======== Record extracts ========

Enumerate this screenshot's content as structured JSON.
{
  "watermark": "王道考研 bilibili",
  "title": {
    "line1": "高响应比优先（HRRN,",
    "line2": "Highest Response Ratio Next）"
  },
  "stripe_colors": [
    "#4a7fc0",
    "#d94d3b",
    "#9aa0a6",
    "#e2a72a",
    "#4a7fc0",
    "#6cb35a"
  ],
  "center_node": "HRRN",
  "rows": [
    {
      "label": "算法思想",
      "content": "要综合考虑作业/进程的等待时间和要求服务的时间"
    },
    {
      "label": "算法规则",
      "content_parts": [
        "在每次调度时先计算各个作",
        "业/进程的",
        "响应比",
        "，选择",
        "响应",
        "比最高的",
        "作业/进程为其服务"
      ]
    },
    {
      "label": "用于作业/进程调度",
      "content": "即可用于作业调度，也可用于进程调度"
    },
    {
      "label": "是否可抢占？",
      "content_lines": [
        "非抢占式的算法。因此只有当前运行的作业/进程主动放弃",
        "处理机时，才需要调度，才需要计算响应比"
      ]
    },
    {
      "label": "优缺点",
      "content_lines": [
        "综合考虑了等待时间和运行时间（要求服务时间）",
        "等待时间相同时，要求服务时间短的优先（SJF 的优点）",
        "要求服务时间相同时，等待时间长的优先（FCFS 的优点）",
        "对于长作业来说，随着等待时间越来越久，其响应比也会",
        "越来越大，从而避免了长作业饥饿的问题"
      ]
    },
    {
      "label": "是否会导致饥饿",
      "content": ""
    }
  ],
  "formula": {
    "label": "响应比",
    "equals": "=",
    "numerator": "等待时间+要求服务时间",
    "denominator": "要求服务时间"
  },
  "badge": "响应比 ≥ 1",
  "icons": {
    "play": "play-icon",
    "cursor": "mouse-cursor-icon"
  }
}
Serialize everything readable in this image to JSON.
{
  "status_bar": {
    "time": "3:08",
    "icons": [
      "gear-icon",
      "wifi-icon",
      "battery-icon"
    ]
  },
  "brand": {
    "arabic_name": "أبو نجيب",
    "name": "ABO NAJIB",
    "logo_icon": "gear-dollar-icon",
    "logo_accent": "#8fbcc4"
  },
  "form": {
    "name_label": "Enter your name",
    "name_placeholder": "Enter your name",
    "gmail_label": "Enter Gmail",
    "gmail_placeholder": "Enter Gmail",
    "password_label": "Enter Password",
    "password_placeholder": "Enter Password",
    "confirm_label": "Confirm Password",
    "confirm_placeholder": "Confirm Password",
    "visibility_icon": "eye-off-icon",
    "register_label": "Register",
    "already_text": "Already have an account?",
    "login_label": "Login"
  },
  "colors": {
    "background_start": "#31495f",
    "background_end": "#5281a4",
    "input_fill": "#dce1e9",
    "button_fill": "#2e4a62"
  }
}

========

Pull out all lines of the data with the string "Confirm".

    "confirm_label": "Confirm Password",
    "confirm_placeholder": "Confirm Password",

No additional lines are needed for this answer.